◆ **SOURCE DATA**
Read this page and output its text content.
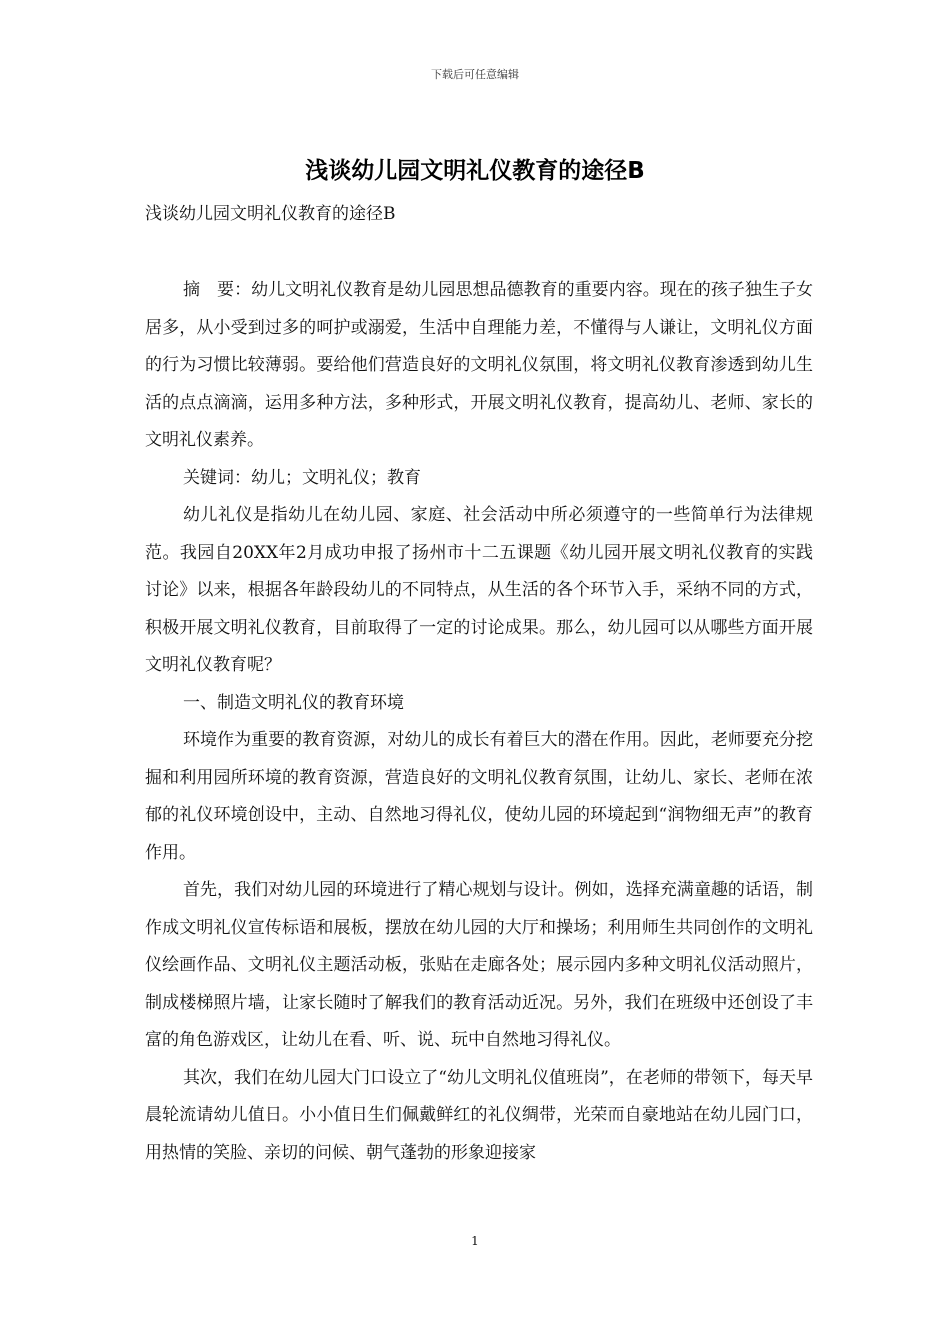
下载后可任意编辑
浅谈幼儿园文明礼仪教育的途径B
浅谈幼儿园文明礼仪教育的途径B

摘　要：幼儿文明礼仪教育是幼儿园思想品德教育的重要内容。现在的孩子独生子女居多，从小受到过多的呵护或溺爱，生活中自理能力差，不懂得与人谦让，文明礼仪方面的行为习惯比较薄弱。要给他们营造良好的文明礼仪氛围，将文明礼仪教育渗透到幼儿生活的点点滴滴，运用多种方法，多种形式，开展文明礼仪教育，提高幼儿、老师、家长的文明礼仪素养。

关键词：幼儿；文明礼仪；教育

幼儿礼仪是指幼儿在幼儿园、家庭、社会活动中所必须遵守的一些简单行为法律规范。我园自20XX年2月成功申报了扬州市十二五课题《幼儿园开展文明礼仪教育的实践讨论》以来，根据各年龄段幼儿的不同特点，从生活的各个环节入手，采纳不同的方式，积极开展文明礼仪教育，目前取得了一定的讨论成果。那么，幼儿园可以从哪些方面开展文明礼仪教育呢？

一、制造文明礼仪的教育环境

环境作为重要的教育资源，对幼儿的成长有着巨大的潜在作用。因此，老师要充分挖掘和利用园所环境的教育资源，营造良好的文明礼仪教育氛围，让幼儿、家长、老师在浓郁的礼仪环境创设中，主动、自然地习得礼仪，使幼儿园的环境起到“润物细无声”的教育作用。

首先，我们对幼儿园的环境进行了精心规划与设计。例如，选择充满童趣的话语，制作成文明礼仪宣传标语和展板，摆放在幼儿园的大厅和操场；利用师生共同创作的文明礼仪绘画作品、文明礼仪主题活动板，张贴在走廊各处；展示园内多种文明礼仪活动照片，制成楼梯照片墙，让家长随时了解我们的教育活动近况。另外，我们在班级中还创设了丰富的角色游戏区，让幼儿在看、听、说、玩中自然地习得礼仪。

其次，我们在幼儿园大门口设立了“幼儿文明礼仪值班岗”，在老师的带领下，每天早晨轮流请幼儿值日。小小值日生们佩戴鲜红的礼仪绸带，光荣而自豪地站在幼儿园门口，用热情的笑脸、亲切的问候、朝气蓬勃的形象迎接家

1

◆ **DESCRIPTION OF THE TASK**
Reproduce the listing word for word and omit its pictures.

◆ **ANSWER TO THE TASK**
Read this page and output its text content.
下载后可任意编辑
浅谈幼儿园文明礼仪教育的途径B
浅谈幼儿园文明礼仪教育的途径B

摘　要：幼儿文明礼仪教育是幼儿园思想品德教育的重要内容。现在的孩子独生子女居多，从小受到过多的呵护或溺爱，生活中自理能力差，不懂得与人谦让，文明礼仪方面的行为习惯比较薄弱。要给他们营造良好的文明礼仪氛围，将文明礼仪教育渗透到幼儿生活的点点滴滴，运用多种方法，多种形式，开展文明礼仪教育，提高幼儿、老师、家长的文明礼仪素养。

关键词：幼儿；文明礼仪；教育

幼儿礼仪是指幼儿在幼儿园、家庭、社会活动中所必须遵守的一些简单行为法律规范。我园自20XX年2月成功申报了扬州市十二五课题《幼儿园开展文明礼仪教育的实践讨论》以来，根据各年龄段幼儿的不同特点，从生活的各个环节入手，采纳不同的方式，积极开展文明礼仪教育，目前取得了一定的讨论成果。那么，幼儿园可以从哪些方面开展文明礼仪教育呢？

一、制造文明礼仪的教育环境

环境作为重要的教育资源，对幼儿的成长有着巨大的潜在作用。因此，老师要充分挖掘和利用园所环境的教育资源，营造良好的文明礼仪教育氛围，让幼儿、家长、老师在浓郁的礼仪环境创设中，主动、自然地习得礼仪，使幼儿园的环境起到“润物细无声”的教育作用。

首先，我们对幼儿园的环境进行了精心规划与设计。例如，选择充满童趣的话语，制作成文明礼仪宣传标语和展板，摆放在幼儿园的大厅和操场；利用师生共同创作的文明礼仪绘画作品、文明礼仪主题活动板，张贴在走廊各处；展示园内多种文明礼仪活动照片，制成楼梯照片墙，让家长随时了解我们的教育活动近况。另外，我们在班级中还创设了丰富的角色游戏区，让幼儿在看、听、说、玩中自然地习得礼仪。

其次，我们在幼儿园大门口设立了“幼儿文明礼仪值班岗”，在老师的带领下，每天早晨轮流请幼儿值日。小小值日生们佩戴鲜红的礼仪绸带，光荣而自豪地站在幼儿园门口，用热情的笑脸、亲切的问候、朝气蓬勃的形象迎接家

1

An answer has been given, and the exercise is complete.